> **Aim**: Return the records that follow, matching each one exactly.

#### Input data

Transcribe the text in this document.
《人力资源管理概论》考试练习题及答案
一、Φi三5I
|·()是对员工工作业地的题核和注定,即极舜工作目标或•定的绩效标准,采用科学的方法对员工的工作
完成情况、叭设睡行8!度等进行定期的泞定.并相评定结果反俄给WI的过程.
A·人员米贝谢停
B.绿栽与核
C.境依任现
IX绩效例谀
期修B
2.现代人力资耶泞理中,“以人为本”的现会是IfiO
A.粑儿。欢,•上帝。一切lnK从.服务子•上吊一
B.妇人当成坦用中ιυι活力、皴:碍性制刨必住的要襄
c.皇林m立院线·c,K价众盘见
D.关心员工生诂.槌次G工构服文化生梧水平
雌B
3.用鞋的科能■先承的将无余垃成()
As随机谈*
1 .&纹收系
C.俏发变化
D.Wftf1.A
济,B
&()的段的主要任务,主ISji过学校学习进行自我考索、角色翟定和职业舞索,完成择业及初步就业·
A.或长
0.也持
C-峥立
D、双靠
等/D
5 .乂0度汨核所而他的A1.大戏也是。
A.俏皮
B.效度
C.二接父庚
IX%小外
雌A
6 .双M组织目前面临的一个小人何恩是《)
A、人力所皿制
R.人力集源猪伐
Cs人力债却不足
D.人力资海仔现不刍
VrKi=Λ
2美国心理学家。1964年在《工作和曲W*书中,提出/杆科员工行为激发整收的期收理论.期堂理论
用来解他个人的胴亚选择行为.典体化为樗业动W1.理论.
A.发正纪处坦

########

> **Answer to this exercise**:
Transcribe the text in this document.
《人力资源管理概论》考试练习题及答案
一、Φi三5I
|·()是对员工工作业地的题核和注定,即极舜工作目标或•定的绩效标准,采用科学的方法对员工的工作
完成情况、叭设睡行8!度等进行定期的泞定.并相评定结果反俄给WI的过程.
A·人员米贝谢停
B.绿栽与核
C.境依任现
IX绩效例谀
期修B
2.现代人力资耶泞理中,“以人为本”的现会是IfiO
A.粑儿。欢,•上帝。一切lnK从.服务子•上吊一
B.妇人当成坦用中ιυι活力、皴:碍性制刨必住的要襄
c.皇林m立院线·c,K价众盘见
D.关心员工生诂.槌次G工构服文化生梧水平
雌B
3.用鞋的科能■先承的将无余垃成()
As随机谈*
1 .&纹收系
C.俏发变化
D.Wftf1.A
济,B
&()的段的主要任务,主ISji过学校学习进行自我考索、角色翟定和职业舞索,完成择业及初步就业·
A.或长
0.也持
C-峥立
D、双靠
等/D
5 .乂0度汨核所而他的A1.大戏也是。
A.俏皮
B.效度
C.二接父庚
IX%小外
雌A
6 .双M组织目前面临的一个小人何恩是《)
A、人力所皿制
R.人力集源猪伐
Cs人力债却不足
D.人力资海仔现不刍
VrKi=Λ
2美国心理学家。1964年在《工作和曲W*书中,提出/杆科员工行为激发整收的期收理论.期堂理论
用来解他个人的胴亚选择行为.典体化为樗业动W1.理论.
A.发正纪处坦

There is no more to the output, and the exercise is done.